Each record needs to be echoed exactly; can you do that?
## Begin Records to process
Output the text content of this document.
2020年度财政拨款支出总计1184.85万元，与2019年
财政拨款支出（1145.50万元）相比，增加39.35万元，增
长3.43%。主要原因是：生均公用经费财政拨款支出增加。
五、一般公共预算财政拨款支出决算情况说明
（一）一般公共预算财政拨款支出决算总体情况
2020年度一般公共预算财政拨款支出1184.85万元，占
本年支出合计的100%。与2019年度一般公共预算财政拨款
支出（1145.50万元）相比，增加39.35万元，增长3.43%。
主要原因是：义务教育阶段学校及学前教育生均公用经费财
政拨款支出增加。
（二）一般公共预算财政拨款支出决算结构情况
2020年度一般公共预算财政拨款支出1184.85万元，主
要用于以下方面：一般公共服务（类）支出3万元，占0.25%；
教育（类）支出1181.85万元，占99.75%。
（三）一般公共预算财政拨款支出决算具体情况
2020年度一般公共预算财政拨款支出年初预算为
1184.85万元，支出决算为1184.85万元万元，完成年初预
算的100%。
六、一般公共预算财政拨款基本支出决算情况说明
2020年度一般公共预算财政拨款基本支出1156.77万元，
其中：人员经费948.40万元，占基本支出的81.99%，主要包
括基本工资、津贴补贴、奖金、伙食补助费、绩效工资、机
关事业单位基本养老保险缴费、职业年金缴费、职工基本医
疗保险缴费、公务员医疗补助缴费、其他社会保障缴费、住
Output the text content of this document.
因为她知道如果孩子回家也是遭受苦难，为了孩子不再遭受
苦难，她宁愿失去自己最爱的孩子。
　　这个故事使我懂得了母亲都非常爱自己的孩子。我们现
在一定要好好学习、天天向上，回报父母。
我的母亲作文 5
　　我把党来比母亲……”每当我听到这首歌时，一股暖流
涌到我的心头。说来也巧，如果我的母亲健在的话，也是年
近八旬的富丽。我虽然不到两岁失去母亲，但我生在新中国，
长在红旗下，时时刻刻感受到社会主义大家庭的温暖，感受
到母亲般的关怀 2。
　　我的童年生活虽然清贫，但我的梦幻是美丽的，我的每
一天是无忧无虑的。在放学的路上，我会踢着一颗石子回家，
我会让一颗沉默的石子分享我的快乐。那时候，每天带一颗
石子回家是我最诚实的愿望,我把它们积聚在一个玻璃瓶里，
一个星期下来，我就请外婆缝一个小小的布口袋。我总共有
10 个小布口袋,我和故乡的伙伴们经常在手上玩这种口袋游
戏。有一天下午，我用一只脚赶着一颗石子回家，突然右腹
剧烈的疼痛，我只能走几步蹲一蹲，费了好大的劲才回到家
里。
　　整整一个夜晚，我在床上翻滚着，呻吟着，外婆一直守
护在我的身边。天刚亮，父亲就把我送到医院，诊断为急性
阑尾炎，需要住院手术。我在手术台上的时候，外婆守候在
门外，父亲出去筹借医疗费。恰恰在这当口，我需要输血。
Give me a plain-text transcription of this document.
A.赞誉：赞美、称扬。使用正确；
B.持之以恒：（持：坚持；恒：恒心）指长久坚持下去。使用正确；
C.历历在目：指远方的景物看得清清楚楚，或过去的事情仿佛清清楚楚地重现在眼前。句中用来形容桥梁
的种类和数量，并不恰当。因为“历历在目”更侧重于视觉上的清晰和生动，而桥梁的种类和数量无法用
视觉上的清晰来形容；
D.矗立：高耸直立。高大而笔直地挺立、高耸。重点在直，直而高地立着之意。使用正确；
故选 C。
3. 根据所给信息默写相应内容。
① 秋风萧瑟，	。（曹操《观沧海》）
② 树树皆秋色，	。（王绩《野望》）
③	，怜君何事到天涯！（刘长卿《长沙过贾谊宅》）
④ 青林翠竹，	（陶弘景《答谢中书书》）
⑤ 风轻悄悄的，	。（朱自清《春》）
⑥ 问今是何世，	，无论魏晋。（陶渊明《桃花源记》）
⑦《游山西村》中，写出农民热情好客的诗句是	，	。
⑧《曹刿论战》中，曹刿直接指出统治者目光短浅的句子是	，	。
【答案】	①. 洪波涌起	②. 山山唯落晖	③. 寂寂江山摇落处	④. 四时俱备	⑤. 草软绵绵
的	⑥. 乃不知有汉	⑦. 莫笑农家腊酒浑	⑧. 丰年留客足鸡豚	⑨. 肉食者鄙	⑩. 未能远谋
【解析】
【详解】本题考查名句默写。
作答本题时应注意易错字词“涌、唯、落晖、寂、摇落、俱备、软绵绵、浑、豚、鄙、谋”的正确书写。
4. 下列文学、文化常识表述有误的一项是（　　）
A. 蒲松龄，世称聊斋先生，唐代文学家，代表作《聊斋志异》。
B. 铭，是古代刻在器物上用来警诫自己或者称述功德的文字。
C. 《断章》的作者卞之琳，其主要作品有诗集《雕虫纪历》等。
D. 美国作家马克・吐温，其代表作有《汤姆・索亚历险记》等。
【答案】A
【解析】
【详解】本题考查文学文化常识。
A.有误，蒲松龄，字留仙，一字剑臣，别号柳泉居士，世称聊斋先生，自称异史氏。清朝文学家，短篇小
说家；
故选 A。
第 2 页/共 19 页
## End Records to process
#### [Answer]
Output the text content of this document.
2020年度财政拨款支出总计1184.85万元，与2019年
财政拨款支出（1145.50万元）相比，增加39.35万元，增
长3.43%。主要原因是：生均公用经费财政拨款支出增加。
五、一般公共预算财政拨款支出决算情况说明
（一）一般公共预算财政拨款支出决算总体情况
2020年度一般公共预算财政拨款支出1184.85万元，占
本年支出合计的100%。与2019年度一般公共预算财政拨款
支出（1145.50万元）相比，增加39.35万元，增长3.43%。
主要原因是：义务教育阶段学校及学前教育生均公用经费财
政拨款支出增加。
（二）一般公共预算财政拨款支出决算结构情况
2020年度一般公共预算财政拨款支出1184.85万元，主
要用于以下方面：一般公共服务（类）支出3万元，占0.25%；
教育（类）支出1181.85万元，占99.75%。
（三）一般公共预算财政拨款支出决算具体情况
2020年度一般公共预算财政拨款支出年初预算为
1184.85万元，支出决算为1184.85万元万元，完成年初预
算的100%。
六、一般公共预算财政拨款基本支出决算情况说明
2020年度一般公共预算财政拨款基本支出1156.77万元，
其中：人员经费948.40万元，占基本支出的81.99%，主要包
括基本工资、津贴补贴、奖金、伙食补助费、绩效工资、机
关事业单位基本养老保险缴费、职业年金缴费、职工基本医
疗保险缴费、公务员医疗补助缴费、其他社会保障缴费、住
Output the text content of this document.
因为她知道如果孩子回家也是遭受苦难，为了孩子不再遭受
苦难，她宁愿失去自己最爱的孩子。
　　这个故事使我懂得了母亲都非常爱自己的孩子。我们现
在一定要好好学习、天天向上，回报父母。
我的母亲作文 5
　　我把党来比母亲……”每当我听到这首歌时，一股暖流
涌到我的心头。说来也巧，如果我的母亲健在的话，也是年
近八旬的富丽。我虽然不到两岁失去母亲，但我生在新中国，
长在红旗下，时时刻刻感受到社会主义大家庭的温暖，感受
到母亲般的关怀 2。
　　我的童年生活虽然清贫，但我的梦幻是美丽的，我的每
一天是无忧无虑的。在放学的路上，我会踢着一颗石子回家，
我会让一颗沉默的石子分享我的快乐。那时候，每天带一颗
石子回家是我最诚实的愿望,我把它们积聚在一个玻璃瓶里，
一个星期下来，我就请外婆缝一个小小的布口袋。我总共有
10 个小布口袋,我和故乡的伙伴们经常在手上玩这种口袋游
戏。有一天下午，我用一只脚赶着一颗石子回家，突然右腹
剧烈的疼痛，我只能走几步蹲一蹲，费了好大的劲才回到家
里。
　　整整一个夜晚，我在床上翻滚着，呻吟着，外婆一直守
护在我的身边。天刚亮，父亲就把我送到医院，诊断为急性
阑尾炎，需要住院手术。我在手术台上的时候，外婆守候在
门外，父亲出去筹借医疗费。恰恰在这当口，我需要输血。
Give me a plain-text transcription of this document.
A.赞誉：赞美、称扬。使用正确；
B.持之以恒：（持：坚持；恒：恒心）指长久坚持下去。使用正确；
C.历历在目：指远方的景物看得清清楚楚，或过去的事情仿佛清清楚楚地重现在眼前。句中用来形容桥梁
的种类和数量，并不恰当。因为“历历在目”更侧重于视觉上的清晰和生动，而桥梁的种类和数量无法用
视觉上的清晰来形容；
D.矗立：高耸直立。高大而笔直地挺立、高耸。重点在直，直而高地立着之意。使用正确；
故选 C。
3. 根据所给信息默写相应内容。
① 秋风萧瑟，	。（曹操《观沧海》）
② 树树皆秋色，	。（王绩《野望》）
③	，怜君何事到天涯！（刘长卿《长沙过贾谊宅》）
④ 青林翠竹，	（陶弘景《答谢中书书》）
⑤ 风轻悄悄的，	。（朱自清《春》）
⑥ 问今是何世，	，无论魏晋。（陶渊明《桃花源记》）
⑦《游山西村》中，写出农民热情好客的诗句是	，	。
⑧《曹刿论战》中，曹刿直接指出统治者目光短浅的句子是	，	。
【答案】	①. 洪波涌起	②. 山山唯落晖	③. 寂寂江山摇落处	④. 四时俱备	⑤. 草软绵绵
的	⑥. 乃不知有汉	⑦. 莫笑农家腊酒浑	⑧. 丰年留客足鸡豚	⑨. 肉食者鄙	⑩. 未能远谋
【解析】
【详解】本题考查名句默写。
作答本题时应注意易错字词“涌、唯、落晖、寂、摇落、俱备、软绵绵、浑、豚、鄙、谋”的正确书写。
4. 下列文学、文化常识表述有误的一项是（　　）
A. 蒲松龄，世称聊斋先生，唐代文学家，代表作《聊斋志异》。
B. 铭，是古代刻在器物上用来警诫自己或者称述功德的文字。
C. 《断章》的作者卞之琳，其主要作品有诗集《雕虫纪历》等。
D. 美国作家马克・吐温，其代表作有《汤姆・索亚历险记》等。
【答案】A
【解析】
【详解】本题考查文学文化常识。
A.有误，蒲松龄，字留仙，一字剑臣，别号柳泉居士，世称聊斋先生，自称异史氏。清朝文学家，短篇小
说家；
故选 A。
第 2 页/共 19 页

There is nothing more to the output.